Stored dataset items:
_ _ _
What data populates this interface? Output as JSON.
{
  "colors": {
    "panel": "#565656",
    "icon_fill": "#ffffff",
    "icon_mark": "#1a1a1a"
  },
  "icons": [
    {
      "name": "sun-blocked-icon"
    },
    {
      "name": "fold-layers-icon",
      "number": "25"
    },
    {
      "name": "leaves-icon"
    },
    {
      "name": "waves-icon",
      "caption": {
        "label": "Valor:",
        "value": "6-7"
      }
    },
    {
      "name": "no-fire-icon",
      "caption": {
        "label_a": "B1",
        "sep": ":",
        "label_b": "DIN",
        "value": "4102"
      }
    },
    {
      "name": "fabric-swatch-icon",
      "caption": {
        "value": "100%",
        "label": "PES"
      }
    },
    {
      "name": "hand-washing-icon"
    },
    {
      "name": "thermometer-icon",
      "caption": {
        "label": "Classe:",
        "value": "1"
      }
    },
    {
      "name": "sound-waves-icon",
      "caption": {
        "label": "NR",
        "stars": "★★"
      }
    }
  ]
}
_ _ _
* [The exercise] Output the data above exactly, please, line for line.

* [Finished task]
What data populates this interface? Output as JSON.
{
  "colors": {
    "panel": "#565656",
    "icon_fill": "#ffffff",
    "icon_mark": "#1a1a1a"
  },
  "icons": [
    {
      "name": "sun-blocked-icon"
    },
    {
      "name": "fold-layers-icon",
      "number": "25"
    },
    {
      "name": "leaves-icon"
    },
    {
      "name": "waves-icon",
      "caption": {
        "label": "Valor:",
        "value": "6-7"
      }
    },
    {
      "name": "no-fire-icon",
      "caption": {
        "label_a": "B1",
        "sep": ":",
        "label_b": "DIN",
        "value": "4102"
      }
    },
    {
      "name": "fabric-swatch-icon",
      "caption": {
        "value": "100%",
        "label": "PES"
      }
    },
    {
      "name": "hand-washing-icon"
    },
    {
      "name": "thermometer-icon",
      "caption": {
        "label": "Classe:",
        "value": "1"
      }
    },
    {
      "name": "sound-waves-icon",
      "caption": {
        "label": "NR",
        "stars": "★★"
      }
    }
  ]
}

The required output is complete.